Wherever the string "Yellow" appears, copy the whole line.

———

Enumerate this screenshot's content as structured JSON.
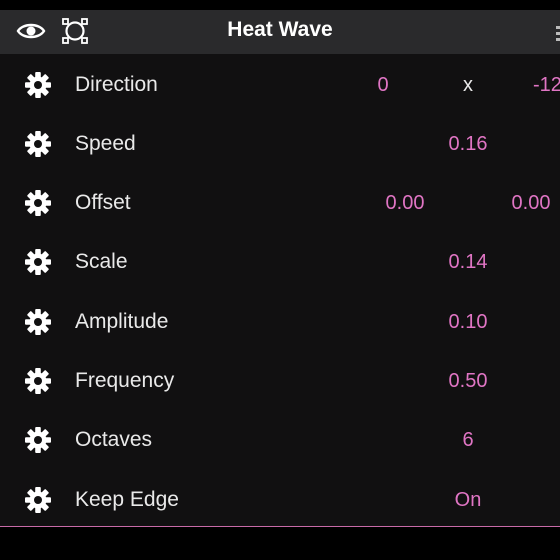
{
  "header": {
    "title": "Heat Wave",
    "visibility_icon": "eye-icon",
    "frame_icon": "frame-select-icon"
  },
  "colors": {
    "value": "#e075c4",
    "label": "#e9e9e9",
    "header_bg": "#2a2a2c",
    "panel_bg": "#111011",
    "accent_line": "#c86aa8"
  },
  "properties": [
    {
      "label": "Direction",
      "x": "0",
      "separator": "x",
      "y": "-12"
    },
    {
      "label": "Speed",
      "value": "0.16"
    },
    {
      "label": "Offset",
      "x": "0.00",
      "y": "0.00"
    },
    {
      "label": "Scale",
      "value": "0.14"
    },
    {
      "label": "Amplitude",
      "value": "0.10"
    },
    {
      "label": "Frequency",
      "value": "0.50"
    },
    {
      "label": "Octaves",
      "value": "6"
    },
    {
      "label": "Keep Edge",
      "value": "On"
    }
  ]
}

———

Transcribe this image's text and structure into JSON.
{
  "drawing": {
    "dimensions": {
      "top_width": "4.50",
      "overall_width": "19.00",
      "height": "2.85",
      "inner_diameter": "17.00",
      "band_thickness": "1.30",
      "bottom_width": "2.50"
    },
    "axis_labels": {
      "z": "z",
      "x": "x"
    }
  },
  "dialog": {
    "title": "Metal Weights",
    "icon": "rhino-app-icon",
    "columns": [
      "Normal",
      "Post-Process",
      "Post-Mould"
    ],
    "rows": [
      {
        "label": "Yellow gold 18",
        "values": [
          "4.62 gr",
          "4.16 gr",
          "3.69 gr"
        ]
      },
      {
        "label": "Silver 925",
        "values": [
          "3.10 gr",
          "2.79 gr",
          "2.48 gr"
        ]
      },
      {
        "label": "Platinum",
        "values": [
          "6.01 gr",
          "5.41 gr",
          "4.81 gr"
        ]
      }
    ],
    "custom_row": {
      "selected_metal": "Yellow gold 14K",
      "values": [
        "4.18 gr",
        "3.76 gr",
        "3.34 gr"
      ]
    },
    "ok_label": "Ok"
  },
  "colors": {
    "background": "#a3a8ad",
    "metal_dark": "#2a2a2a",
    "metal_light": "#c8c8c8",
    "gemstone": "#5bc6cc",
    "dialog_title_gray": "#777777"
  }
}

———

= EXPECTED OUTPUT =
        "label": "Yellow gold 18",
      "selected_metal": "Yellow gold 14K",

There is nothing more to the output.